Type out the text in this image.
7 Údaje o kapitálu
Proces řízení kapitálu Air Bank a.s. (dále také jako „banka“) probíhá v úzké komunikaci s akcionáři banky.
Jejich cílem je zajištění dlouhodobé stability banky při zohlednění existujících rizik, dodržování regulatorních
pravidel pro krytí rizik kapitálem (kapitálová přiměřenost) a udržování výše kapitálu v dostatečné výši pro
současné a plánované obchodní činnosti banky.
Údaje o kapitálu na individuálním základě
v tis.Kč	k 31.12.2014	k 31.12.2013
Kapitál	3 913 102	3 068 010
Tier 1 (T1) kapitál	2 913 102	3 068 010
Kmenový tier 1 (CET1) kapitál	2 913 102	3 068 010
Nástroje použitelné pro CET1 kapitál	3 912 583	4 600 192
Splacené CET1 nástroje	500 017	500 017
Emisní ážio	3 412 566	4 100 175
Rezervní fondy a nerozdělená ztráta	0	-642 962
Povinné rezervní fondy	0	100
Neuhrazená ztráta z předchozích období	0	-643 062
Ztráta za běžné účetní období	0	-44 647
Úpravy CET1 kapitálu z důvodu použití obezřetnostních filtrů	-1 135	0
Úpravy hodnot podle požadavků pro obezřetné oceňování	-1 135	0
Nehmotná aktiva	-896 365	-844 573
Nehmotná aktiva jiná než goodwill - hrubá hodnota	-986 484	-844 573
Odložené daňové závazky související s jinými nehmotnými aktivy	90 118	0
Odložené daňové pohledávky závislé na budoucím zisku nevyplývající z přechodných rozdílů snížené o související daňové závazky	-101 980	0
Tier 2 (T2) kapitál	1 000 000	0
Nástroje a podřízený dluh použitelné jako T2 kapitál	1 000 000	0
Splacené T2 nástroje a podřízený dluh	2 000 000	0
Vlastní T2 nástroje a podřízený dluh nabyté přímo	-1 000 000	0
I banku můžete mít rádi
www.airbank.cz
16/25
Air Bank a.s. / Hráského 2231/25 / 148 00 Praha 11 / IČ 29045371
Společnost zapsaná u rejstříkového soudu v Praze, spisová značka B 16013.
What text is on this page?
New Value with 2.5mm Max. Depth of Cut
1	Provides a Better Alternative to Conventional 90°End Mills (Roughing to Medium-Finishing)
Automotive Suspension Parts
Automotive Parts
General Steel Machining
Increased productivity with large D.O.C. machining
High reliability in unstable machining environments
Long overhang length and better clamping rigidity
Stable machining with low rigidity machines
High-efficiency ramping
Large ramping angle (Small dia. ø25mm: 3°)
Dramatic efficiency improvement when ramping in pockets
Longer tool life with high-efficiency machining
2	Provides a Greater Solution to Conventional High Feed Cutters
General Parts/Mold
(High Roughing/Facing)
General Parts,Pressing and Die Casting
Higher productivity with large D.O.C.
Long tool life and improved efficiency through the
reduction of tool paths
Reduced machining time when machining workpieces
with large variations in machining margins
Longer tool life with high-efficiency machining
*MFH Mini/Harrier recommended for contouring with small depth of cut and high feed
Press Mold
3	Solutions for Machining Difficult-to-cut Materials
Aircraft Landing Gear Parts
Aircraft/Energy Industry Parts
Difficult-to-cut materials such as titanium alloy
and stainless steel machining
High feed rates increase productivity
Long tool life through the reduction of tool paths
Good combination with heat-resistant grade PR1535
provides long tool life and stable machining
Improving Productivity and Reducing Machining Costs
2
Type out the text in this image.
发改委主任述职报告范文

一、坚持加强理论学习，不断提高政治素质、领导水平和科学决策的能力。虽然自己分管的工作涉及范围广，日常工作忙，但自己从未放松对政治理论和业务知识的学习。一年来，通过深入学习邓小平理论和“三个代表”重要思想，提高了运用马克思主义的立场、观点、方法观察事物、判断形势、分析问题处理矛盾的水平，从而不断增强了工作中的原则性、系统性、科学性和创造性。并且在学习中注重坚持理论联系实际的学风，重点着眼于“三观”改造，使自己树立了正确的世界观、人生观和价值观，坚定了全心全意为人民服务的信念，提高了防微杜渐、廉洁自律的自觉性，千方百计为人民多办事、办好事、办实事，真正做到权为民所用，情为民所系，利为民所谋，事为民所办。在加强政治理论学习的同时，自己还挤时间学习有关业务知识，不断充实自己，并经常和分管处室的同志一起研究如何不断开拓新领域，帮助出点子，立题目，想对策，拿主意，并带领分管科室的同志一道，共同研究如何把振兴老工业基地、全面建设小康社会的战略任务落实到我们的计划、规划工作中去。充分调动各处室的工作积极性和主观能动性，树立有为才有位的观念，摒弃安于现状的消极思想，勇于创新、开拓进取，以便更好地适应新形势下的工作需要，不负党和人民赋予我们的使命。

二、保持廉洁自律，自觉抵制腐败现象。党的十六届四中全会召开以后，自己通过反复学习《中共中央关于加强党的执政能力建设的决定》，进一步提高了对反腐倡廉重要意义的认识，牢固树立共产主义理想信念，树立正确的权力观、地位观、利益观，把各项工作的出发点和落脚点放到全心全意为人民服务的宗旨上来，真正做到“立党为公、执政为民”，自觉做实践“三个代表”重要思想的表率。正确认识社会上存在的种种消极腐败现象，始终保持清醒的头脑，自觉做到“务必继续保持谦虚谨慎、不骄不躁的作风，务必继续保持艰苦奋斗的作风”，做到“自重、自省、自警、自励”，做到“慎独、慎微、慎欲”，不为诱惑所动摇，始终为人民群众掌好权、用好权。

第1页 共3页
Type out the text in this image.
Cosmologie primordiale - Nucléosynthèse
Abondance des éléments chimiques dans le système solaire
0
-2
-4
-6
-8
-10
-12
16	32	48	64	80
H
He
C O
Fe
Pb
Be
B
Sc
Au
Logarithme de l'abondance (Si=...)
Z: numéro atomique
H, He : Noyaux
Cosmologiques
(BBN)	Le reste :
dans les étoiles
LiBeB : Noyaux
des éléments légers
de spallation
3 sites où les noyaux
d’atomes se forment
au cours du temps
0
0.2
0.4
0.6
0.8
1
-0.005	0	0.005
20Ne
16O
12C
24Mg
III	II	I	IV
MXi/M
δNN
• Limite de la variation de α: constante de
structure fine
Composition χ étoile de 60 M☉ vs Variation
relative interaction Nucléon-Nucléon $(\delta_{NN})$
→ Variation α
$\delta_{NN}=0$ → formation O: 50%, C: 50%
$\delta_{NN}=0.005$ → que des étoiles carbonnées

### WHAT IS NEEDED:
Take the material above and return all of it exactly.

### COMPLETE RESPONSE:
Type out the text in this image.
7 Údaje o kapitálu
Proces řízení kapitálu Air Bank a.s. (dále také jako „banka“) probíhá v úzké komunikaci s akcionáři banky.
Jejich cílem je zajištění dlouhodobé stability banky při zohlednění existujících rizik, dodržování regulatorních
pravidel pro krytí rizik kapitálem (kapitálová přiměřenost) a udržování výše kapitálu v dostatečné výši pro
současné a plánované obchodní činnosti banky.
Údaje o kapitálu na individuálním základě
v tis.Kč	k 31.12.2014	k 31.12.2013
Kapitál	3 913 102	3 068 010
Tier 1 (T1) kapitál	2 913 102	3 068 010
Kmenový tier 1 (CET1) kapitál	2 913 102	3 068 010
Nástroje použitelné pro CET1 kapitál	3 912 583	4 600 192
Splacené CET1 nástroje	500 017	500 017
Emisní ážio	3 412 566	4 100 175
Rezervní fondy a nerozdělená ztráta	0	-642 962
Povinné rezervní fondy	0	100
Neuhrazená ztráta z předchozích období	0	-643 062
Ztráta za běžné účetní období	0	-44 647
Úpravy CET1 kapitálu z důvodu použití obezřetnostních filtrů	-1 135	0
Úpravy hodnot podle požadavků pro obezřetné oceňování	-1 135	0
Nehmotná aktiva	-896 365	-844 573
Nehmotná aktiva jiná než goodwill - hrubá hodnota	-986 484	-844 573
Odložené daňové závazky související s jinými nehmotnými aktivy	90 118	0
Odložené daňové pohledávky závislé na budoucím zisku nevyplývající z přechodných rozdílů snížené o související daňové závazky	-101 980	0
Tier 2 (T2) kapitál	1 000 000	0
Nástroje a podřízený dluh použitelné jako T2 kapitál	1 000 000	0
Splacené T2 nástroje a podřízený dluh	2 000 000	0
Vlastní T2 nástroje a podřízený dluh nabyté přímo	-1 000 000	0
I banku můžete mít rádi
www.airbank.cz
16/25
Air Bank a.s. / Hráského 2231/25 / 148 00 Praha 11 / IČ 29045371
Společnost zapsaná u rejstříkového soudu v Praze, spisová značka B 16013.
What text is on this page?
New Value with 2.5mm Max. Depth of Cut
1	Provides a Better Alternative to Conventional 90°End Mills (Roughing to Medium-Finishing)
Automotive Suspension Parts
Automotive Parts
General Steel Machining
Increased productivity with large D.O.C. machining
High reliability in unstable machining environments
Long overhang length and better clamping rigidity
Stable machining with low rigidity machines
High-efficiency ramping
Large ramping angle (Small dia. ø25mm: 3°)
Dramatic efficiency improvement when ramping in pockets
Longer tool life with high-efficiency machining
2	Provides a Greater Solution to Conventional High Feed Cutters
General Parts/Mold
(High Roughing/Facing)
General Parts,Pressing and Die Casting
Higher productivity with large D.O.C.
Long tool life and improved efficiency through the
reduction of tool paths
Reduced machining time when machining workpieces
with large variations in machining margins
Longer tool life with high-efficiency machining
*MFH Mini/Harrier recommended for contouring with small depth of cut and high feed
Press Mold
3	Solutions for Machining Difficult-to-cut Materials
Aircraft Landing Gear Parts
Aircraft/Energy Industry Parts
Difficult-to-cut materials such as titanium alloy
and stainless steel machining
High feed rates increase productivity
Long tool life through the reduction of tool paths
Good combination with heat-resistant grade PR1535
provides long tool life and stable machining
Improving Productivity and Reducing Machining Costs
2
Type out the text in this image.
发改委主任述职报告范文

一、坚持加强理论学习，不断提高政治素质、领导水平和科学决策的能力。虽然自己分管的工作涉及范围广，日常工作忙，但自己从未放松对政治理论和业务知识的学习。一年来，通过深入学习邓小平理论和“三个代表”重要思想，提高了运用马克思主义的立场、观点、方法观察事物、判断形势、分析问题处理矛盾的水平，从而不断增强了工作中的原则性、系统性、科学性和创造性。并且在学习中注重坚持理论联系实际的学风，重点着眼于“三观”改造，使自己树立了正确的世界观、人生观和价值观，坚定了全心全意为人民服务的信念，提高了防微杜渐、廉洁自律的自觉性，千方百计为人民多办事、办好事、办实事，真正做到权为民所用，情为民所系，利为民所谋，事为民所办。在加强政治理论学习的同时，自己还挤时间学习有关业务知识，不断充实自己，并经常和分管处室的同志一起研究如何不断开拓新领域，帮助出点子，立题目，想对策，拿主意，并带领分管科室的同志一道，共同研究如何把振兴老工业基地、全面建设小康社会的战略任务落实到我们的计划、规划工作中去。充分调动各处室的工作积极性和主观能动性，树立有为才有位的观念，摒弃安于现状的消极思想，勇于创新、开拓进取，以便更好地适应新形势下的工作需要，不负党和人民赋予我们的使命。

二、保持廉洁自律，自觉抵制腐败现象。党的十六届四中全会召开以后，自己通过反复学习《中共中央关于加强党的执政能力建设的决定》，进一步提高了对反腐倡廉重要意义的认识，牢固树立共产主义理想信念，树立正确的权力观、地位观、利益观，把各项工作的出发点和落脚点放到全心全意为人民服务的宗旨上来，真正做到“立党为公、执政为民”，自觉做实践“三个代表”重要思想的表率。正确认识社会上存在的种种消极腐败现象，始终保持清醒的头脑，自觉做到“务必继续保持谦虚谨慎、不骄不躁的作风，务必继续保持艰苦奋斗的作风”，做到“自重、自省、自警、自励”，做到“慎独、慎微、慎欲”，不为诱惑所动摇，始终为人民群众掌好权、用好权。

第1页 共3页
Type out the text in this image.
Cosmologie primordiale - Nucléosynthèse
Abondance des éléments chimiques dans le système solaire
0
-2
-4
-6
-8
-10
-12
16	32	48	64	80
H
He
C O
Fe
Pb
Be
B
Sc
Au
Logarithme de l'abondance (Si=...)
Z: numéro atomique
H, He : Noyaux
Cosmologiques
(BBN)	Le reste :
dans les étoiles
LiBeB : Noyaux
des éléments légers
de spallation
3 sites où les noyaux
d’atomes se forment
au cours du temps
0
0.2
0.4
0.6
0.8
1
-0.005	0	0.005
20Ne
16O
12C
24Mg
III	II	I	IV
MXi/M
δNN
• Limite de la variation de α: constante de
structure fine
Composition χ étoile de 60 M☉ vs Variation
relative interaction Nucléon-Nucléon $(\delta_{NN})$
→ Variation α
$\delta_{NN}=0$ → formation O: 50%, C: 50%
$\delta_{NN}=0.005$ → que des étoiles carbonnées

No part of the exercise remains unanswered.